#### MATERIAL FOR THIS EXERCISE

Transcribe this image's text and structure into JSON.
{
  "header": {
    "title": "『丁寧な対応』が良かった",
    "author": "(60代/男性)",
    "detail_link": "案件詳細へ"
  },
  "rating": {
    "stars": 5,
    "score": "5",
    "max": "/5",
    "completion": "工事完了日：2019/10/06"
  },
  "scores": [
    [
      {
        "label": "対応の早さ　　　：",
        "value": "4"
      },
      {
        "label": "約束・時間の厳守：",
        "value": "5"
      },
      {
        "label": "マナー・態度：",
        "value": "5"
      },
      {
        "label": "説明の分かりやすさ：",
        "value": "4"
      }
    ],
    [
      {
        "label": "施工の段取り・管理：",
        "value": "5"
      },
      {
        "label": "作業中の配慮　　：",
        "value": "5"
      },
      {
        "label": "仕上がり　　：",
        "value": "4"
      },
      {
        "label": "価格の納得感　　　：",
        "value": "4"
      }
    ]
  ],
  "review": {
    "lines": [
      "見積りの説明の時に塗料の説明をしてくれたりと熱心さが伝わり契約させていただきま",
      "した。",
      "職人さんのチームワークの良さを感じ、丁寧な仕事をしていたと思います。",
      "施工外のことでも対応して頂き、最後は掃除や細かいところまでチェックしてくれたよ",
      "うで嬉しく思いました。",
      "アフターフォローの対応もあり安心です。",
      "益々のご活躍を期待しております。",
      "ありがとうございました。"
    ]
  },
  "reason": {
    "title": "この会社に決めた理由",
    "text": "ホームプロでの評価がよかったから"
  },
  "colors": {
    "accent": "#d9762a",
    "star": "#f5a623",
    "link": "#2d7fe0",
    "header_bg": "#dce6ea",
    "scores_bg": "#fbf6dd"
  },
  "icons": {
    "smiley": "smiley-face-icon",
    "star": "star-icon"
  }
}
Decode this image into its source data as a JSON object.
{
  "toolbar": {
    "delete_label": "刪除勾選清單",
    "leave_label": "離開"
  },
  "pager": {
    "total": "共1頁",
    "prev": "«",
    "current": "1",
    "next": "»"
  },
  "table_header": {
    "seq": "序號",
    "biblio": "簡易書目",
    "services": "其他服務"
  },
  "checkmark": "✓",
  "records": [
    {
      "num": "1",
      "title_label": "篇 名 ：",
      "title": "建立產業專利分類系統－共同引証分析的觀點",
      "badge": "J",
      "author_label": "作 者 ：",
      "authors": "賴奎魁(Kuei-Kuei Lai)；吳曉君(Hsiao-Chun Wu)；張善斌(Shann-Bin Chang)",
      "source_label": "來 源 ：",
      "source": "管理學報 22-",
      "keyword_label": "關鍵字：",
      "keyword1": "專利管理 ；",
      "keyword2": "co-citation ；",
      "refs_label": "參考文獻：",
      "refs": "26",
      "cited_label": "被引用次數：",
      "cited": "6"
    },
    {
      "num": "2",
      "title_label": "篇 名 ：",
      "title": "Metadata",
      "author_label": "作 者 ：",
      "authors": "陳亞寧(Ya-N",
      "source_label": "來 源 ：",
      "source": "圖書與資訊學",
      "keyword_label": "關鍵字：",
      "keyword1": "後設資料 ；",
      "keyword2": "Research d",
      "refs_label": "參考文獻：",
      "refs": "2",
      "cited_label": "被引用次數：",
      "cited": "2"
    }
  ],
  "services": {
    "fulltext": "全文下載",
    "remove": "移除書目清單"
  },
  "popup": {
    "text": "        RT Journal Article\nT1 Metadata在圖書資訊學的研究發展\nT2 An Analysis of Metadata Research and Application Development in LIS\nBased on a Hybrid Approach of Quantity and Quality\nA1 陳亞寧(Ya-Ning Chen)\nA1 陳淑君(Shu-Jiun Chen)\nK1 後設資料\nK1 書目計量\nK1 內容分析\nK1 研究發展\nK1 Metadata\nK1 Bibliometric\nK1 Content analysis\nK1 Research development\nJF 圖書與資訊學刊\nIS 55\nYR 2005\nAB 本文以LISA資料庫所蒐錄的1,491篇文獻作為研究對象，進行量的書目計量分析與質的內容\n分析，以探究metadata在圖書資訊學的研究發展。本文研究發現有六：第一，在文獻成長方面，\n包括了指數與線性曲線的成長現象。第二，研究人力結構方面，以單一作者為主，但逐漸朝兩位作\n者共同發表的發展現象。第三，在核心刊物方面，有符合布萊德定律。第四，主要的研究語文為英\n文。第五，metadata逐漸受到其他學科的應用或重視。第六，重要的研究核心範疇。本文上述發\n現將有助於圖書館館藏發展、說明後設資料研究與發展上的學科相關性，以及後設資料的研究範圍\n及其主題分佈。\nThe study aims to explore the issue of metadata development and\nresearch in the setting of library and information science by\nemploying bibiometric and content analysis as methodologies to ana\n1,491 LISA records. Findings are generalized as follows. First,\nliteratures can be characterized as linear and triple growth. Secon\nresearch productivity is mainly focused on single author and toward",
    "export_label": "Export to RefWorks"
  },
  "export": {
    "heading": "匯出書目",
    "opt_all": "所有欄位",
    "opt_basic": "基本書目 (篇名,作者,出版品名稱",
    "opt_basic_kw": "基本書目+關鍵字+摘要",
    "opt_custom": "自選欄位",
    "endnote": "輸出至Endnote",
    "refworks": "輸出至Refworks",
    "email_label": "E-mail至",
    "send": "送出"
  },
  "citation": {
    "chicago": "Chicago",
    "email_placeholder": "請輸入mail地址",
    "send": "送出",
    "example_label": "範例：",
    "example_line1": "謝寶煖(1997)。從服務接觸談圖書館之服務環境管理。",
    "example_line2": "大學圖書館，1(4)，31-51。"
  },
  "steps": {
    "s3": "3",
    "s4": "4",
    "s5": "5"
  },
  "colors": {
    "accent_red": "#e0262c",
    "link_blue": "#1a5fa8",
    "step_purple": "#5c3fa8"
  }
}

########

THE REQUEST: Reproduce each line of the material above precisely.

FULL OUTPUT:
Transcribe this image's text and structure into JSON.
{
  "header": {
    "title": "『丁寧な対応』が良かった",
    "author": "(60代/男性)",
    "detail_link": "案件詳細へ"
  },
  "rating": {
    "stars": 5,
    "score": "5",
    "max": "/5",
    "completion": "工事完了日：2019/10/06"
  },
  "scores": [
    [
      {
        "label": "対応の早さ　　　：",
        "value": "4"
      },
      {
        "label": "約束・時間の厳守：",
        "value": "5"
      },
      {
        "label": "マナー・態度：",
        "value": "5"
      },
      {
        "label": "説明の分かりやすさ：",
        "value": "4"
      }
    ],
    [
      {
        "label": "施工の段取り・管理：",
        "value": "5"
      },
      {
        "label": "作業中の配慮　　：",
        "value": "5"
      },
      {
        "label": "仕上がり　　：",
        "value": "4"
      },
      {
        "label": "価格の納得感　　　：",
        "value": "4"
      }
    ]
  ],
  "review": {
    "lines": [
      "見積りの説明の時に塗料の説明をしてくれたりと熱心さが伝わり契約させていただきま",
      "した。",
      "職人さんのチームワークの良さを感じ、丁寧な仕事をしていたと思います。",
      "施工外のことでも対応して頂き、最後は掃除や細かいところまでチェックしてくれたよ",
      "うで嬉しく思いました。",
      "アフターフォローの対応もあり安心です。",
      "益々のご活躍を期待しております。",
      "ありがとうございました。"
    ]
  },
  "reason": {
    "title": "この会社に決めた理由",
    "text": "ホームプロでの評価がよかったから"
  },
  "colors": {
    "accent": "#d9762a",
    "star": "#f5a623",
    "link": "#2d7fe0",
    "header_bg": "#dce6ea",
    "scores_bg": "#fbf6dd"
  },
  "icons": {
    "smiley": "smiley-face-icon",
    "star": "star-icon"
  }
}
Decode this image into its source data as a JSON object.
{
  "toolbar": {
    "delete_label": "刪除勾選清單",
    "leave_label": "離開"
  },
  "pager": {
    "total": "共1頁",
    "prev": "«",
    "current": "1",
    "next": "»"
  },
  "table_header": {
    "seq": "序號",
    "biblio": "簡易書目",
    "services": "其他服務"
  },
  "checkmark": "✓",
  "records": [
    {
      "num": "1",
      "title_label": "篇 名 ：",
      "title": "建立產業專利分類系統－共同引証分析的觀點",
      "badge": "J",
      "author_label": "作 者 ：",
      "authors": "賴奎魁(Kuei-Kuei Lai)；吳曉君(Hsiao-Chun Wu)；張善斌(Shann-Bin Chang)",
      "source_label": "來 源 ：",
      "source": "管理學報 22-",
      "keyword_label": "關鍵字：",
      "keyword1": "專利管理 ；",
      "keyword2": "co-citation ；",
      "refs_label": "參考文獻：",
      "refs": "26",
      "cited_label": "被引用次數：",
      "cited": "6"
    },
    {
      "num": "2",
      "title_label": "篇 名 ：",
      "title": "Metadata",
      "author_label": "作 者 ：",
      "authors": "陳亞寧(Ya-N",
      "source_label": "來 源 ：",
      "source": "圖書與資訊學",
      "keyword_label": "關鍵字：",
      "keyword1": "後設資料 ；",
      "keyword2": "Research d",
      "refs_label": "參考文獻：",
      "refs": "2",
      "cited_label": "被引用次數：",
      "cited": "2"
    }
  ],
  "services": {
    "fulltext": "全文下載",
    "remove": "移除書目清單"
  },
  "popup": {
    "text": "        RT Journal Article\nT1 Metadata在圖書資訊學的研究發展\nT2 An Analysis of Metadata Research and Application Development in LIS\nBased on a Hybrid Approach of Quantity and Quality\nA1 陳亞寧(Ya-Ning Chen)\nA1 陳淑君(Shu-Jiun Chen)\nK1 後設資料\nK1 書目計量\nK1 內容分析\nK1 研究發展\nK1 Metadata\nK1 Bibliometric\nK1 Content analysis\nK1 Research development\nJF 圖書與資訊學刊\nIS 55\nYR 2005\nAB 本文以LISA資料庫所蒐錄的1,491篇文獻作為研究對象，進行量的書目計量分析與質的內容\n分析，以探究metadata在圖書資訊學的研究發展。本文研究發現有六：第一，在文獻成長方面，\n包括了指數與線性曲線的成長現象。第二，研究人力結構方面，以單一作者為主，但逐漸朝兩位作\n者共同發表的發展現象。第三，在核心刊物方面，有符合布萊德定律。第四，主要的研究語文為英\n文。第五，metadata逐漸受到其他學科的應用或重視。第六，重要的研究核心範疇。本文上述發\n現將有助於圖書館館藏發展、說明後設資料研究與發展上的學科相關性，以及後設資料的研究範圍\n及其主題分佈。\nThe study aims to explore the issue of metadata development and\nresearch in the setting of library and information science by\nemploying bibiometric and content analysis as methodologies to ana\n1,491 LISA records. Findings are generalized as follows. First,\nliteratures can be characterized as linear and triple growth. Secon\nresearch productivity is mainly focused on single author and toward",
    "export_label": "Export to RefWorks"
  },
  "export": {
    "heading": "匯出書目",
    "opt_all": "所有欄位",
    "opt_basic": "基本書目 (篇名,作者,出版品名稱",
    "opt_basic_kw": "基本書目+關鍵字+摘要",
    "opt_custom": "自選欄位",
    "endnote": "輸出至Endnote",
    "refworks": "輸出至Refworks",
    "email_label": "E-mail至",
    "send": "送出"
  },
  "citation": {
    "chicago": "Chicago",
    "email_placeholder": "請輸入mail地址",
    "send": "送出",
    "example_label": "範例：",
    "example_line1": "謝寶煖(1997)。從服務接觸談圖書館之服務環境管理。",
    "example_line2": "大學圖書館，1(4)，31-51。"
  },
  "steps": {
    "s3": "3",
    "s4": "4",
    "s5": "5"
  },
  "colors": {
    "accent_red": "#e0262c",
    "link_blue": "#1a5fa8",
    "step_purple": "#5c3fa8"
  }
}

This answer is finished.